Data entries
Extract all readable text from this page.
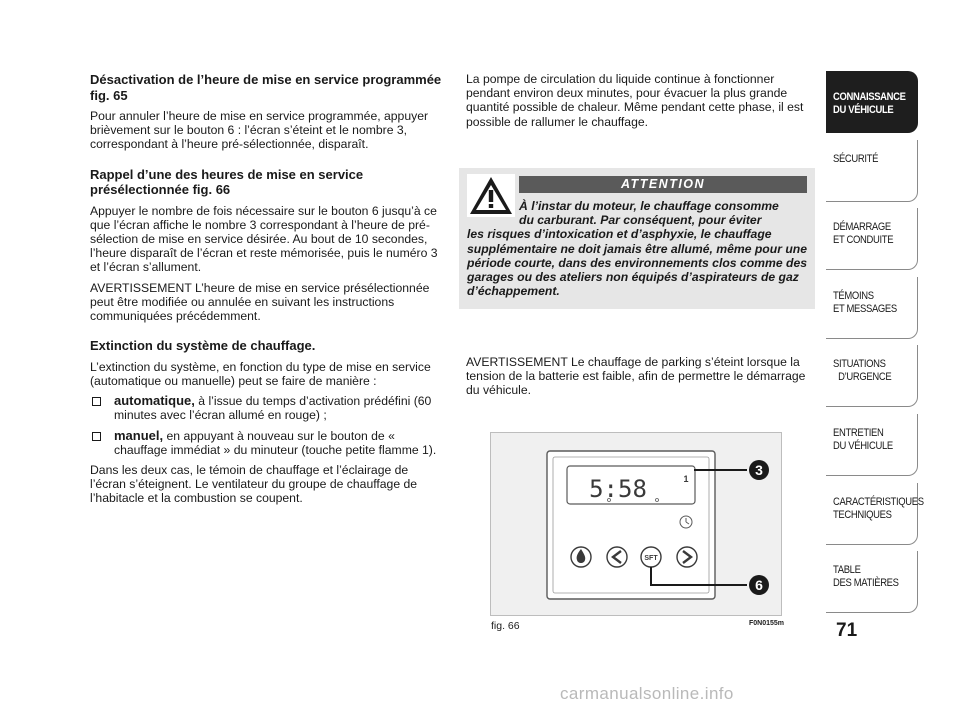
Désactivation de l’heure de mise en service programmée fig. 65
Pour annuler l’heure de mise en service programmée, appuyer brièvement sur le bouton 6 : l’écran s’éteint et le nombre 3, correspondant à l’heure pré-sélectionnée, disparaît.
Rappel d’une des heures de mise en service présélectionnée fig. 66
Appuyer le nombre de fois nécessaire sur le bouton 6 jusqu’à ce que l’écran affiche le nombre 3 correspondant à l’heure de pré-sélection de mise en service désirée. Au bout de 10 secondes, l’heure disparaît de l’écran et reste mémorisée, puis le numéro 3 et l’écran s’allument.
AVERTISSEMENT L’heure de mise en service présélectionnée peut être modifiée ou annulée en suivant les instructions communiquées précédemment.
Extinction du système de chauffage.
L’extinction du système, en fonction du type de mise en service (automatique ou manuelle) peut se faire de manière :
automatique, à l’issue du temps d’activation prédéfini (60 minutes avec l’écran allumé en rouge) ;
manuel, en appuyant à nouveau sur le bouton de « chauffage immédiat » du minuteur (touche petite flamme 1).
Dans les deux cas, le témoin de chauffage et l’éclairage de l’écran s’éteignent. Le ventilateur du groupe de chauffage de l’habitacle et la combustion se coupent.
La pompe de circulation du liquide continue à fonctionner pendant environ deux minutes, pour évacuer la plus grande quantité possible de chaleur. Même pendant cette phase, il est possible de rallumer le chauffage.
ATTENTION
À l’instar du moteur, le chauffage consomme
du carburant. Par conséquent, pour éviter
les risques d’intoxication et d’asphyxie, le chauffage supplémentaire ne doit jamais être allumé, même pour une période courte, dans des environnements clos comme des garages ou des ateliers non équipés d’aspirateurs de gaz d’échappement.
AVERTISSEMENT Le chauffage de parking s’éteint lorsque la tension de la batterie est faible, afin de permettre le démarrage du véhicule.
5:58	1
SFT
3
6
fig. 66	F0N0155m
CONNAISSANCE
DU VÉHICULE
SÉCURITÉ
DÉMARRAGE
ET CONDUITE
TÉMOINS
ET MESSAGES
SITUATIONS
D’URGENCE
ENTRETIEN
DU VÉHICULE
CARACTÉRISTIQUES
TECHNIQUES
TABLE
DES MATIÈRES
71
carmanualsonline.info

SHORT EXERCISE:
Your copy of the data above should match it exactly, except that pictures are left out.

RESULT OF THIS TASK:
Extract all readable text from this page.
Désactivation de l’heure de mise en service programmée fig. 65
Pour annuler l’heure de mise en service programmée, appuyer brièvement sur le bouton 6 : l’écran s’éteint et le nombre 3, correspondant à l’heure pré-sélectionnée, disparaît.
Rappel d’une des heures de mise en service présélectionnée fig. 66
Appuyer le nombre de fois nécessaire sur le bouton 6 jusqu’à ce que l’écran affiche le nombre 3 correspondant à l’heure de pré-sélection de mise en service désirée. Au bout de 10 secondes, l’heure disparaît de l’écran et reste mémorisée, puis le numéro 3 et l’écran s’allument.
AVERTISSEMENT L’heure de mise en service présélectionnée peut être modifiée ou annulée en suivant les instructions communiquées précédemment.
Extinction du système de chauffage.
L’extinction du système, en fonction du type de mise en service (automatique ou manuelle) peut se faire de manière :
automatique, à l’issue du temps d’activation prédéfini (60 minutes avec l’écran allumé en rouge) ;
manuel, en appuyant à nouveau sur le bouton de « chauffage immédiat » du minuteur (touche petite flamme 1).
Dans les deux cas, le témoin de chauffage et l’éclairage de l’écran s’éteignent. Le ventilateur du groupe de chauffage de l’habitacle et la combustion se coupent.
La pompe de circulation du liquide continue à fonctionner pendant environ deux minutes, pour évacuer la plus grande quantité possible de chaleur. Même pendant cette phase, il est possible de rallumer le chauffage.
ATTENTION
À l’instar du moteur, le chauffage consomme
du carburant. Par conséquent, pour éviter
les risques d’intoxication et d’asphyxie, le chauffage supplémentaire ne doit jamais être allumé, même pour une période courte, dans des environnements clos comme des garages ou des ateliers non équipés d’aspirateurs de gaz d’échappement.
AVERTISSEMENT Le chauffage de parking s’éteint lorsque la tension de la batterie est faible, afin de permettre le démarrage du véhicule.
5:58	1
SFT
3
6
fig. 66	F0N0155m
CONNAISSANCE
DU VÉHICULE
SÉCURITÉ
DÉMARRAGE
ET CONDUITE
TÉMOINS
ET MESSAGES
SITUATIONS
D’URGENCE
ENTRETIEN
DU VÉHICULE
CARACTÉRISTIQUES
TECHNIQUES
TABLE
DES MATIÈRES
71
carmanualsonline.info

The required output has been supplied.